• [What the task requires] Drop the pictures, then extract the listing word for word.

[Extracted data entries]
▽
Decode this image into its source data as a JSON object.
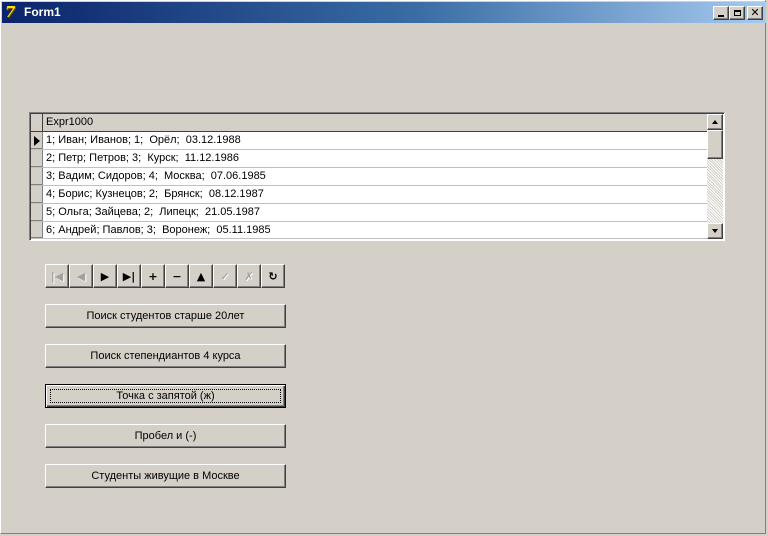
{
  "window": {
    "title": "Form1",
    "icon": "delphi-app-icon"
  },
  "grid": {
    "columns": [
      "Expr1000"
    ],
    "rows": [
      "1; Иван; Иванов; 1;  Орёл;  03.12.1988",
      "2; Петр; Петров; 3;  Курск;  11.12.1986",
      "3; Вадим; Сидоров; 4;  Москва;  07.06.1985",
      "4; Борис; Кузнецов; 2;  Брянск;  08.12.1987",
      "5; Ольга; Зайцева; 2;  Липецк;  21.05.1987",
      "6; Андрей; Павлов; 3;  Воронеж;  05.11.1985"
    ],
    "current_row": 1
  },
  "navigator": {
    "buttons": [
      {
        "name": "first",
        "glyph": "|◀",
        "enabled": false
      },
      {
        "name": "prior",
        "glyph": "◀",
        "enabled": false
      },
      {
        "name": "next",
        "glyph": "▶",
        "enabled": true
      },
      {
        "name": "last",
        "glyph": "▶|",
        "enabled": true
      },
      {
        "name": "insert",
        "glyph": "+",
        "enabled": true
      },
      {
        "name": "delete",
        "glyph": "−",
        "enabled": true
      },
      {
        "name": "edit",
        "glyph": "▲",
        "enabled": true
      },
      {
        "name": "post",
        "glyph": "✓",
        "enabled": false
      },
      {
        "name": "cancel",
        "glyph": "✗",
        "enabled": false
      },
      {
        "name": "refresh",
        "glyph": "↻",
        "enabled": true
      }
    ]
  },
  "buttons": {
    "search_older_20": "Поиск студентов старше 20лет",
    "search_scholarship_4": "Поиск степендиантов 4 курса",
    "semicolon": "Точка с запятой (ж)",
    "space": "Пробел и (-)",
    "moscow": "Студенты живущие в Москве"
  }
}
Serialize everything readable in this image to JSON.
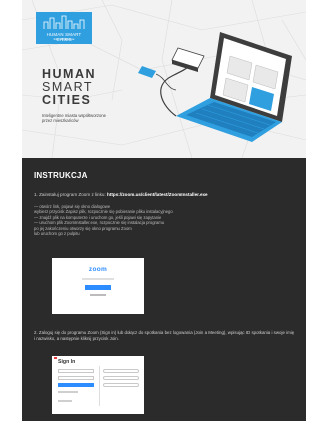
{
  "header": {
    "logo_text": "HUMAN SMART CITIES",
    "logo_subtext": "Interreg Europe",
    "title_line1": "HUMAN",
    "title_line2": "SMART",
    "title_line3": "CITIES",
    "subtitle": "Inteligentne miasta współtworzone przez mieszkańców"
  },
  "instructions": {
    "heading": "INSTRUKCJA",
    "step1_prefix": "1. Zainstaluj program Zoom z linku: ",
    "step1_link": "https://zoom.us/client/latest/ZoomInstaller.exe",
    "bullets": [
      "— otwórz link, pojawi się okno dialogowe",
      "  wybierz przycisk Zapisz plik, rozpocznie się pobieranie pliku instalacyjnego",
      "— znajdź plik na komputerze i uruchom go, jeśli pojawi się zapytanie",
      "— uruchom plik ZoomInstaller.exe, rozpocznie się instalacja programu",
      "  po jej zakończeniu otworzy się okno programu Zoom",
      "  lub uruchom go z pulpitu"
    ],
    "zoom_logo": "zoom",
    "para2": "2. Zaloguj się do programu Zoom (Sign in) lub dołącz do spotkania bez logowania (Join a Meeting), wpisując ID spotkania i swoje imię i nazwisko, a następnie kliknij przycisk Join.",
    "signin_label": "Sign In"
  }
}
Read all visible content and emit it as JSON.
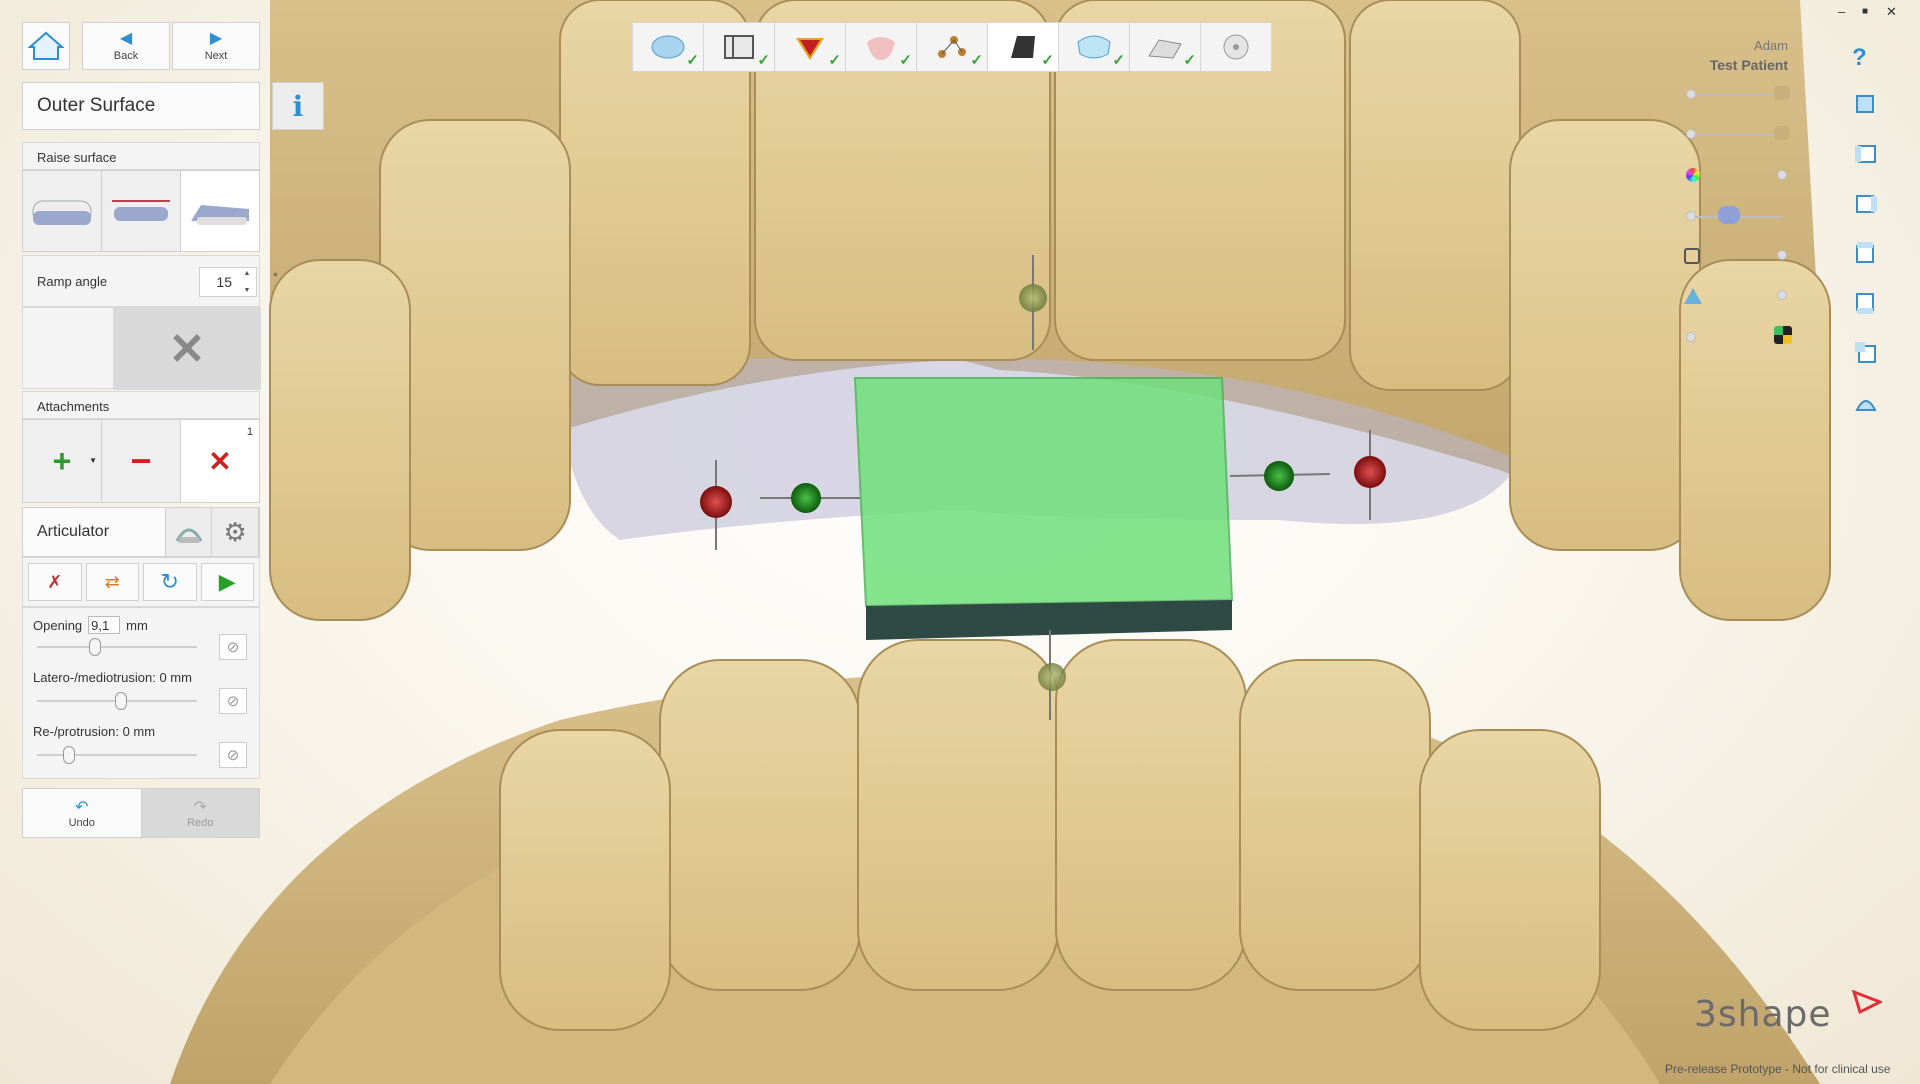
{
  "nav": {
    "back": "Back",
    "next": "Next"
  },
  "panel": {
    "title": "Outer Surface",
    "info_icon": "i",
    "raise_surface_label": "Raise surface",
    "raise_options": [
      "raise-full-icon",
      "raise-plane-icon",
      "raise-ramp-icon"
    ],
    "ramp_angle_label": "Ramp angle",
    "ramp_angle_value": "15",
    "ramp_angle_unit": "°",
    "attachments_label": "Attachments",
    "attachments_count": "1",
    "articulator_label": "Articulator",
    "opening_label": "Opening",
    "opening_value": "9,1",
    "opening_unit": "mm",
    "latero_label": "Latero-/mediotrusion: 0 mm",
    "protrusion_label": "Re-/protrusion: 0 mm",
    "undo": "Undo",
    "redo": "Redo"
  },
  "workflow": {
    "steps": [
      {
        "icon": "model-icon",
        "done": true
      },
      {
        "icon": "bite-icon",
        "done": true
      },
      {
        "icon": "color-map-icon",
        "done": true
      },
      {
        "icon": "gingiva-icon",
        "done": true
      },
      {
        "icon": "points-icon",
        "done": true
      },
      {
        "icon": "block-icon",
        "done": true,
        "active": true
      },
      {
        "icon": "outer-surface-icon",
        "done": true
      },
      {
        "icon": "plane-icon",
        "done": true
      },
      {
        "icon": "disc-icon",
        "done": false
      }
    ],
    "check_glyph": "✓"
  },
  "window": {
    "minimize": "–",
    "maximize": "■",
    "close": "✕"
  },
  "patient": {
    "first_name": "Adam",
    "last_name": "Test Patient"
  },
  "help": "?",
  "branding": {
    "logo": "3shape",
    "note": "Pre-release Prototype - Not for clinical use"
  },
  "colors": {
    "accent": "#2e8fcf",
    "check": "#3aa43a",
    "block": "#6fe07a",
    "tooth": "#e8d4a2"
  }
}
△
• [Solution]
Decode this image into its source data as a JSON object.
{
  "window": {
    "title": "Form1",
    "icon": "delphi-app-icon"
  },
  "grid": {
    "columns": [
      "Expr1000"
    ],
    "rows": [
      "1; Иван; Иванов; 1;  Орёл;  03.12.1988",
      "2; Петр; Петров; 3;  Курск;  11.12.1986",
      "3; Вадим; Сидоров; 4;  Москва;  07.06.1985",
      "4; Борис; Кузнецов; 2;  Брянск;  08.12.1987",
      "5; Ольга; Зайцева; 2;  Липецк;  21.05.1987",
      "6; Андрей; Павлов; 3;  Воронеж;  05.11.1985"
    ],
    "current_row": 1
  },
  "navigator": {
    "buttons": [
      {
        "name": "first",
        "glyph": "|◀",
        "enabled": false
      },
      {
        "name": "prior",
        "glyph": "◀",
        "enabled": false
      },
      {
        "name": "next",
        "glyph": "▶",
        "enabled": true
      },
      {
        "name": "last",
        "glyph": "▶|",
        "enabled": true
      },
      {
        "name": "insert",
        "glyph": "+",
        "enabled": true
      },
      {
        "name": "delete",
        "glyph": "−",
        "enabled": true
      },
      {
        "name": "edit",
        "glyph": "▲",
        "enabled": true
      },
      {
        "name": "post",
        "glyph": "✓",
        "enabled": false
      },
      {
        "name": "cancel",
        "glyph": "✗",
        "enabled": false
      },
      {
        "name": "refresh",
        "glyph": "↻",
        "enabled": true
      }
    ]
  },
  "buttons": {
    "search_older_20": "Поиск студентов старше 20лет",
    "search_scholarship_4": "Поиск степендиантов 4 курса",
    "semicolon": "Точка с запятой (ж)",
    "space": "Пробел и (-)",
    "moscow": "Студенты живущие в Москве"
  }
}
Serialize everything readable in this image to JSON.
{
  "header": {
    "logo_text": "HUMAN SMART CITIES",
    "logo_subtext": "Interreg Europe",
    "title_line1": "HUMAN",
    "title_line2": "SMART",
    "title_line3": "CITIES",
    "subtitle": "Inteligentne miasta współtworzone przez mieszkańców"
  },
  "instructions": {
    "heading": "INSTRUKCJA",
    "step1_prefix": "1. Zainstaluj program Zoom z linku: ",
    "step1_link": "https://zoom.us/client/latest/ZoomInstaller.exe",
    "bullets": [
      "— otwórz link, pojawi się okno dialogowe",
      "  wybierz przycisk Zapisz plik, rozpocznie się pobieranie pliku instalacyjnego",
      "— znajdź plik na komputerze i uruchom go, jeśli pojawi się zapytanie",
      "— uruchom plik ZoomInstaller.exe, rozpocznie się instalacja programu",
      "  po jej zakończeniu otworzy się okno programu Zoom",
      "  lub uruchom go z pulpitu"
    ],
    "zoom_logo": "zoom",
    "para2": "2. Zaloguj się do programu Zoom (Sign in) lub dołącz do spotkania bez logowania (Join a Meeting), wpisując ID spotkania i swoje imię i nazwisko, a następnie kliknij przycisk Join.",
    "signin_label": "Sign In"
  }
}
Read all visible content and emit it as JSON.
{
  "nav": {
    "back": "Back",
    "next": "Next"
  },
  "panel": {
    "title": "Outer Surface",
    "info_icon": "i",
    "raise_surface_label": "Raise surface",
    "raise_options": [
      "raise-full-icon",
      "raise-plane-icon",
      "raise-ramp-icon"
    ],
    "ramp_angle_label": "Ramp angle",
    "ramp_angle_value": "15",
    "ramp_angle_unit": "°",
    "attachments_label": "Attachments",
    "attachments_count": "1",
    "articulator_label": "Articulator",
    "opening_label": "Opening",
    "opening_value": "9,1",
    "opening_unit": "mm",
    "latero_label": "Latero-/mediotrusion: 0 mm",
    "protrusion_label": "Re-/protrusion: 0 mm",
    "undo": "Undo",
    "redo": "Redo"
  },
  "workflow": {
    "steps": [
      {
        "icon": "model-icon",
        "done": true
      },
      {
        "icon": "bite-icon",
        "done": true
      },
      {
        "icon": "color-map-icon",
        "done": true
      },
      {
        "icon": "gingiva-icon",
        "done": true
      },
      {
        "icon": "points-icon",
        "done": true
      },
      {
        "icon": "block-icon",
        "done": true,
        "active": true
      },
      {
        "icon": "outer-surface-icon",
        "done": true
      },
      {
        "icon": "plane-icon",
        "done": true
      },
      {
        "icon": "disc-icon",
        "done": false
      }
    ],
    "check_glyph": "✓"
  },
  "window": {
    "minimize": "–",
    "maximize": "■",
    "close": "✕"
  },
  "patient": {
    "first_name": "Adam",
    "last_name": "Test Patient"
  },
  "help": "?",
  "branding": {
    "logo": "3shape",
    "note": "Pre-release Prototype - Not for clinical use"
  },
  "colors": {
    "accent": "#2e8fcf",
    "check": "#3aa43a",
    "block": "#6fe07a",
    "tooth": "#e8d4a2"
  }
}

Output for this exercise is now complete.